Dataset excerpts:
::::::

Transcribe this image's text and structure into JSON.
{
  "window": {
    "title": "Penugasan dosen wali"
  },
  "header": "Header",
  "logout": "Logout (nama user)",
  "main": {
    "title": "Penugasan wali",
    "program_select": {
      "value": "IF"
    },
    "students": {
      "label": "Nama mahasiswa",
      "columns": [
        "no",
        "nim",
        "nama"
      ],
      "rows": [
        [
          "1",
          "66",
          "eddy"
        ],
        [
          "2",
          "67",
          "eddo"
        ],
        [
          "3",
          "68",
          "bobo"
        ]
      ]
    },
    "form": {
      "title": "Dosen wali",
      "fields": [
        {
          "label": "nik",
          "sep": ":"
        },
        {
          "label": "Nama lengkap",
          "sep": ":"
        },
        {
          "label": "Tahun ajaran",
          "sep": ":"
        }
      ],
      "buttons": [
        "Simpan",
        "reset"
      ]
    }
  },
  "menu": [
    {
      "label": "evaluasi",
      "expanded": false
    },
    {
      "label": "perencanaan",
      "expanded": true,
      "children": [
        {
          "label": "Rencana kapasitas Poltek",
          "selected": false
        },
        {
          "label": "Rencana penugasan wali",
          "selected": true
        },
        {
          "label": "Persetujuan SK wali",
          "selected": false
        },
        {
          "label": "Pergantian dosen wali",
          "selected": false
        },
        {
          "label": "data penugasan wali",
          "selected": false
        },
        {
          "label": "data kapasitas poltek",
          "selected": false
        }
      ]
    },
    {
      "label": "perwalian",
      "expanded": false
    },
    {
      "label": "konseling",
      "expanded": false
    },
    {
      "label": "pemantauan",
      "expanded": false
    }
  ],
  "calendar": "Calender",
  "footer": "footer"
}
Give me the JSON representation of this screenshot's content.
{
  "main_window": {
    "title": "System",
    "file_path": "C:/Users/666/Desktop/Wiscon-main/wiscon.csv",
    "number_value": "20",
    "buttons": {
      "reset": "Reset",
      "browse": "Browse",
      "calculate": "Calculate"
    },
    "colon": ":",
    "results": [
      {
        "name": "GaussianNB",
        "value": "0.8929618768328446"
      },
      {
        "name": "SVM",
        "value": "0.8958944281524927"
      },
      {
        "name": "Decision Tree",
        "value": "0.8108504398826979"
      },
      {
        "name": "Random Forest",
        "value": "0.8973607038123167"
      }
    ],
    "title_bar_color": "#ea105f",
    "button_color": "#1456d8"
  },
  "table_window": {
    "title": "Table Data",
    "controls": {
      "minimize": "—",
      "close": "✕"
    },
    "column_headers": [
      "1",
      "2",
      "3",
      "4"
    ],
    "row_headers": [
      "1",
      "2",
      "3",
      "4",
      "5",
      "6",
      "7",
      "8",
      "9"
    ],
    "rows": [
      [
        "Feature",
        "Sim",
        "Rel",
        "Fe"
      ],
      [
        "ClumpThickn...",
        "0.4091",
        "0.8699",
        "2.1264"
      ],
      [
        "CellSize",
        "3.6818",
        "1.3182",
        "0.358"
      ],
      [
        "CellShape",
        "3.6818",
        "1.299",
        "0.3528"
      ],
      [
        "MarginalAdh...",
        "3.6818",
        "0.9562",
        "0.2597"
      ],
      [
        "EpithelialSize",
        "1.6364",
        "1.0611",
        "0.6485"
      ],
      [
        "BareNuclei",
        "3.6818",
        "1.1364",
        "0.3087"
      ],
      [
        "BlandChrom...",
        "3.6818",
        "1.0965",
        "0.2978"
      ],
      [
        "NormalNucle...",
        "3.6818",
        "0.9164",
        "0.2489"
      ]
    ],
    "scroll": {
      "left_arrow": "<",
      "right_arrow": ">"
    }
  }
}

::::::

**Aim of the task**
Using the data above, return each line exactly as written.

**Solution to this exercise**
Transcribe this image's text and structure into JSON.
{
  "window": {
    "title": "Penugasan dosen wali"
  },
  "header": "Header",
  "logout": "Logout (nama user)",
  "main": {
    "title": "Penugasan wali",
    "program_select": {
      "value": "IF"
    },
    "students": {
      "label": "Nama mahasiswa",
      "columns": [
        "no",
        "nim",
        "nama"
      ],
      "rows": [
        [
          "1",
          "66",
          "eddy"
        ],
        [
          "2",
          "67",
          "eddo"
        ],
        [
          "3",
          "68",
          "bobo"
        ]
      ]
    },
    "form": {
      "title": "Dosen wali",
      "fields": [
        {
          "label": "nik",
          "sep": ":"
        },
        {
          "label": "Nama lengkap",
          "sep": ":"
        },
        {
          "label": "Tahun ajaran",
          "sep": ":"
        }
      ],
      "buttons": [
        "Simpan",
        "reset"
      ]
    }
  },
  "menu": [
    {
      "label": "evaluasi",
      "expanded": false
    },
    {
      "label": "perencanaan",
      "expanded": true,
      "children": [
        {
          "label": "Rencana kapasitas Poltek",
          "selected": false
        },
        {
          "label": "Rencana penugasan wali",
          "selected": true
        },
        {
          "label": "Persetujuan SK wali",
          "selected": false
        },
        {
          "label": "Pergantian dosen wali",
          "selected": false
        },
        {
          "label": "data penugasan wali",
          "selected": false
        },
        {
          "label": "data kapasitas poltek",
          "selected": false
        }
      ]
    },
    {
      "label": "perwalian",
      "expanded": false
    },
    {
      "label": "konseling",
      "expanded": false
    },
    {
      "label": "pemantauan",
      "expanded": false
    }
  ],
  "calendar": "Calender",
  "footer": "footer"
}
Give me the JSON representation of this screenshot's content.
{
  "main_window": {
    "title": "System",
    "file_path": "C:/Users/666/Desktop/Wiscon-main/wiscon.csv",
    "number_value": "20",
    "buttons": {
      "reset": "Reset",
      "browse": "Browse",
      "calculate": "Calculate"
    },
    "colon": ":",
    "results": [
      {
        "name": "GaussianNB",
        "value": "0.8929618768328446"
      },
      {
        "name": "SVM",
        "value": "0.8958944281524927"
      },
      {
        "name": "Decision Tree",
        "value": "0.8108504398826979"
      },
      {
        "name": "Random Forest",
        "value": "0.8973607038123167"
      }
    ],
    "title_bar_color": "#ea105f",
    "button_color": "#1456d8"
  },
  "table_window": {
    "title": "Table Data",
    "controls": {
      "minimize": "—",
      "close": "✕"
    },
    "column_headers": [
      "1",
      "2",
      "3",
      "4"
    ],
    "row_headers": [
      "1",
      "2",
      "3",
      "4",
      "5",
      "6",
      "7",
      "8",
      "9"
    ],
    "rows": [
      [
        "Feature",
        "Sim",
        "Rel",
        "Fe"
      ],
      [
        "ClumpThickn...",
        "0.4091",
        "0.8699",
        "2.1264"
      ],
      [
        "CellSize",
        "3.6818",
        "1.3182",
        "0.358"
      ],
      [
        "CellShape",
        "3.6818",
        "1.299",
        "0.3528"
      ],
      [
        "MarginalAdh...",
        "3.6818",
        "0.9562",
        "0.2597"
      ],
      [
        "EpithelialSize",
        "1.6364",
        "1.0611",
        "0.6485"
      ],
      [
        "BareNuclei",
        "3.6818",
        "1.1364",
        "0.3087"
      ],
      [
        "BlandChrom...",
        "3.6818",
        "1.0965",
        "0.2978"
      ],
      [
        "NormalNucle...",
        "3.6818",
        "0.9164",
        "0.2489"
      ]
    ],
    "scroll": {
      "left_arrow": "<",
      "right_arrow": ">"
    }
  }
}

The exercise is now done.